## YOUR OBJECTIVE
Please retype all of the records below word for word, leaving out any pictures.

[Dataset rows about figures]
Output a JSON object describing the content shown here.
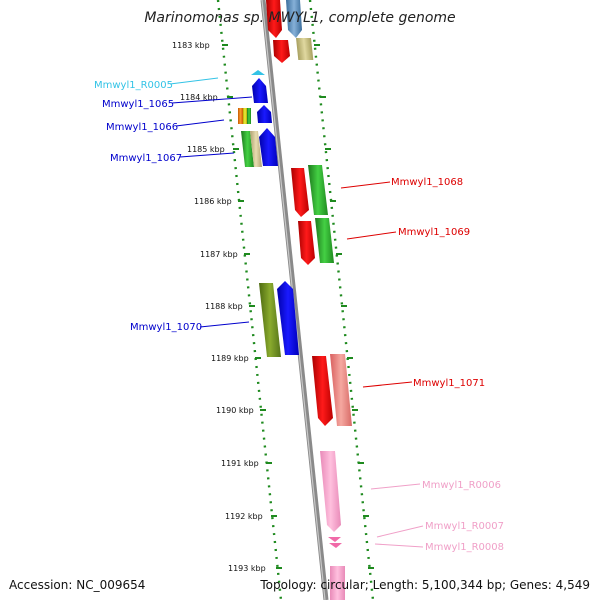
{
  "title": "Marinomonas sp. MWYL1, complete genome",
  "footer": {
    "accession": "Accession: NC_009654",
    "topology": "Topology: circular; Length: 5,100,344 bp; Genes: 4,549"
  },
  "ruler": [
    {
      "label": "1183 kbp"
    },
    {
      "label": "1184 kbp"
    },
    {
      "label": "1185 kbp"
    },
    {
      "label": "1186 kbp"
    },
    {
      "label": "1187 kbp"
    },
    {
      "label": "1188 kbp"
    },
    {
      "label": "1189 kbp"
    },
    {
      "label": "1190 kbp"
    },
    {
      "label": "1191 kbp"
    },
    {
      "label": "1192 kbp"
    },
    {
      "label": "1193 kbp"
    }
  ],
  "genes": [
    {
      "label": "Mmwyl1_R0005",
      "color": "#33c3e6",
      "side": "left"
    },
    {
      "label": "Mmwyl1_1065",
      "color": "#0000cc",
      "side": "left"
    },
    {
      "label": "Mmwyl1_1066",
      "color": "#0000cc",
      "side": "left"
    },
    {
      "label": "Mmwyl1_1067",
      "color": "#0000cc",
      "side": "left"
    },
    {
      "label": "Mmwyl1_1068",
      "color": "#dd0000",
      "side": "right"
    },
    {
      "label": "Mmwyl1_1069",
      "color": "#dd0000",
      "side": "right"
    },
    {
      "label": "Mmwyl1_1070",
      "color": "#0000cc",
      "side": "left"
    },
    {
      "label": "Mmwyl1_1071",
      "color": "#dd0000",
      "side": "right"
    },
    {
      "label": "Mmwyl1_R0006",
      "color": "#f0a0c8",
      "side": "right"
    },
    {
      "label": "Mmwyl1_R0007",
      "color": "#f0a0c8",
      "side": "right"
    },
    {
      "label": "Mmwyl1_R0008",
      "color": "#f0a0c8",
      "side": "right"
    }
  ]
}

## RESPONSE TO THE EXERCISE
Output a JSON object describing the content shown here.
{
  "title": "Marinomonas sp. MWYL1, complete genome",
  "footer": {
    "accession": "Accession: NC_009654",
    "topology": "Topology: circular; Length: 5,100,344 bp; Genes: 4,549"
  },
  "ruler": [
    {
      "label": "1183 kbp"
    },
    {
      "label": "1184 kbp"
    },
    {
      "label": "1185 kbp"
    },
    {
      "label": "1186 kbp"
    },
    {
      "label": "1187 kbp"
    },
    {
      "label": "1188 kbp"
    },
    {
      "label": "1189 kbp"
    },
    {
      "label": "1190 kbp"
    },
    {
      "label": "1191 kbp"
    },
    {
      "label": "1192 kbp"
    },
    {
      "label": "1193 kbp"
    }
  ],
  "genes": [
    {
      "label": "Mmwyl1_R0005",
      "color": "#33c3e6",
      "side": "left"
    },
    {
      "label": "Mmwyl1_1065",
      "color": "#0000cc",
      "side": "left"
    },
    {
      "label": "Mmwyl1_1066",
      "color": "#0000cc",
      "side": "left"
    },
    {
      "label": "Mmwyl1_1067",
      "color": "#0000cc",
      "side": "left"
    },
    {
      "label": "Mmwyl1_1068",
      "color": "#dd0000",
      "side": "right"
    },
    {
      "label": "Mmwyl1_1069",
      "color": "#dd0000",
      "side": "right"
    },
    {
      "label": "Mmwyl1_1070",
      "color": "#0000cc",
      "side": "left"
    },
    {
      "label": "Mmwyl1_1071",
      "color": "#dd0000",
      "side": "right"
    },
    {
      "label": "Mmwyl1_R0006",
      "color": "#f0a0c8",
      "side": "right"
    },
    {
      "label": "Mmwyl1_R0007",
      "color": "#f0a0c8",
      "side": "right"
    },
    {
      "label": "Mmwyl1_R0008",
      "color": "#f0a0c8",
      "side": "right"
    }
  ]
}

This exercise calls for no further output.